GIVEN TASK 1
In the photon estimate post, why does the writer find the estimate of about 10^80 atoms in the observable universe unsatisfying? Answer in one to three sentences.
GIVEN TASK 2
From the photon estimate post, write out the passage from "The idea is" to "in the universe?".

# If the observable universe's mass & energy was converted to white light, how many photons would there be?

Background:

The idea is to get a large number that is relatable to humans. The number of atoms in the observable universe is estimated at around 10^80, but this number isn't satisfying as the universe is made up of more than "atoms". So instead I'd like to an estimate of the number of "white light" photons we'd have if the universe's mass and energy were converted to be exclusively made up of them.

Attempted working (because you people always want that):

To solve this:

• A) What is the average energy of visible light, of what we perceive to be white light?

• B) How much energy is there in the universe?

• C) Divide B by A. (The result should be higher than 10^80.)

A) Visible light is anything between 1.65eV and 3.10eV, so the answer is somewhere between these values. Naively we could average this to 2.375 eV (and I'll use this number for my calculation below).

RECORD EXTRACTS
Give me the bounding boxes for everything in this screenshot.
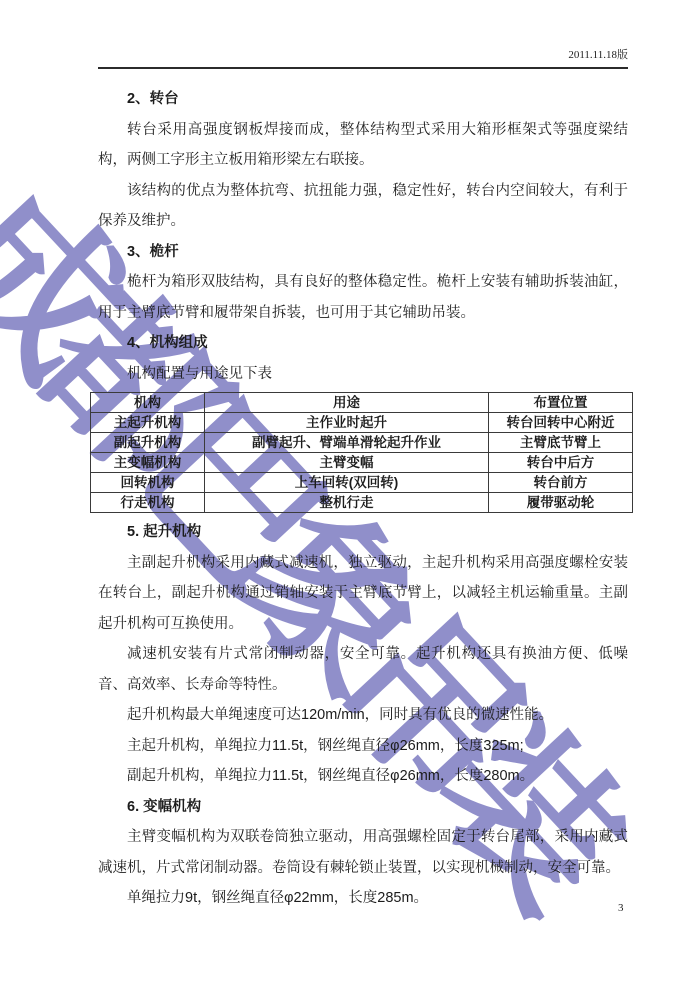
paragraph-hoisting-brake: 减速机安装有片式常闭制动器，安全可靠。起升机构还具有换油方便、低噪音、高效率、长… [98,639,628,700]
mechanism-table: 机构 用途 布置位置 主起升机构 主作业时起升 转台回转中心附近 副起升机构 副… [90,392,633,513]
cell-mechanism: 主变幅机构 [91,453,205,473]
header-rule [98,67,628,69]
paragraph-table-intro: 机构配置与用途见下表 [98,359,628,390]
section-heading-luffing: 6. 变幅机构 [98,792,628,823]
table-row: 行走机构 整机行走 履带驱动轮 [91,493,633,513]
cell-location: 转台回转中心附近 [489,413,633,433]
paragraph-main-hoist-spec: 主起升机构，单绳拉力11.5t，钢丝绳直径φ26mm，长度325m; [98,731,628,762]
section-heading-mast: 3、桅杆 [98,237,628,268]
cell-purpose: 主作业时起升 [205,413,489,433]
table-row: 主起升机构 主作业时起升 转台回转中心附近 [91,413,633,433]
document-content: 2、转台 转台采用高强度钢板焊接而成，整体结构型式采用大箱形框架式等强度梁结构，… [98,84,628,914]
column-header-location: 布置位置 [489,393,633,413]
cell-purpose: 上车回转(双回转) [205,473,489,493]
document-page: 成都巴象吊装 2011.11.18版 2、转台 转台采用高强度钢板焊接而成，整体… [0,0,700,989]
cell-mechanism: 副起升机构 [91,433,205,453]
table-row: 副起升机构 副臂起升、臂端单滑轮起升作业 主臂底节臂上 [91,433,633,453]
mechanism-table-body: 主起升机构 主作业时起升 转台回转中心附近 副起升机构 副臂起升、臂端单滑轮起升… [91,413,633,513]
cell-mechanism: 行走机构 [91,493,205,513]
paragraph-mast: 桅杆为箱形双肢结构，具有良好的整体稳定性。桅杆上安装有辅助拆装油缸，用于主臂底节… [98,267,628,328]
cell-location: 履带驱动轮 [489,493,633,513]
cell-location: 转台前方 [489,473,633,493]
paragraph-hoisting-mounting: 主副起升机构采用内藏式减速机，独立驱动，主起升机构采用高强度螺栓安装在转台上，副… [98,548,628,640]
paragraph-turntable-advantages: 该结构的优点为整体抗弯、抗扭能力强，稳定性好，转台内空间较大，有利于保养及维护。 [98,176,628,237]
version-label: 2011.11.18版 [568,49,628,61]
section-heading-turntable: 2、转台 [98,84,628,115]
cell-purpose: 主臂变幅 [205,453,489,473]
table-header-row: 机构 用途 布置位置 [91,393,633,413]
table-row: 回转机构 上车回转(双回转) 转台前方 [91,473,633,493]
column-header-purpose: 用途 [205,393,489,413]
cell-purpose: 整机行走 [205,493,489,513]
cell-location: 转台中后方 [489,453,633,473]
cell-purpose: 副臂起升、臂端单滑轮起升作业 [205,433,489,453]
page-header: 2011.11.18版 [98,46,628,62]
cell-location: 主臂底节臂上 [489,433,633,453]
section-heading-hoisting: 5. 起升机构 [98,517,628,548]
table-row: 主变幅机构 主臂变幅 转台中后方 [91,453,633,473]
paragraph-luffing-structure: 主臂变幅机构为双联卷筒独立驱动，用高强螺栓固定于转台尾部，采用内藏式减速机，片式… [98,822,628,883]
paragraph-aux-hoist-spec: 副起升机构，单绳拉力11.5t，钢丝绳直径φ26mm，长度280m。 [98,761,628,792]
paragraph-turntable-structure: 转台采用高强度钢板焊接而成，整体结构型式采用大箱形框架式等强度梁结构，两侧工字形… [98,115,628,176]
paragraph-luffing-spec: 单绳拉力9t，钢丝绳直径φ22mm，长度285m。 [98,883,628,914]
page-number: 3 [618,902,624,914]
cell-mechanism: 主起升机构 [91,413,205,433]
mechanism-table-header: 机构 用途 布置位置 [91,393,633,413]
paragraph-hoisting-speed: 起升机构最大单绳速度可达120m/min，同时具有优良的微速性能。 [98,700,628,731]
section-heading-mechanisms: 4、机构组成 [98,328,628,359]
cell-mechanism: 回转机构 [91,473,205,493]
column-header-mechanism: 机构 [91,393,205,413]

EXERCISE SOLUTION 1
The writer finds it unsatisfying because the universe is made up of more than "atoms." So the writer wants an estimate of how many "white light" photons there would be if all the universe's mass and energy were converted into them.

EXERCISE SOLUTION 2
The idea is to get a large number that is relatable to humans. The number of atoms in the observable universe is estimated at around 10^80, but this number isn't satisfying as the universe is made up of more than "atoms". So instead I'd like to an estimate of the number of "white light" photons we'd have if the universe's mass and energy were converted to be exclusively made up of them.

Attempted working (because you people always want that):

To solve this:

• A) What is the average energy of visible light, of what we perceive to be white light?

• B) How much energy is there in the universe?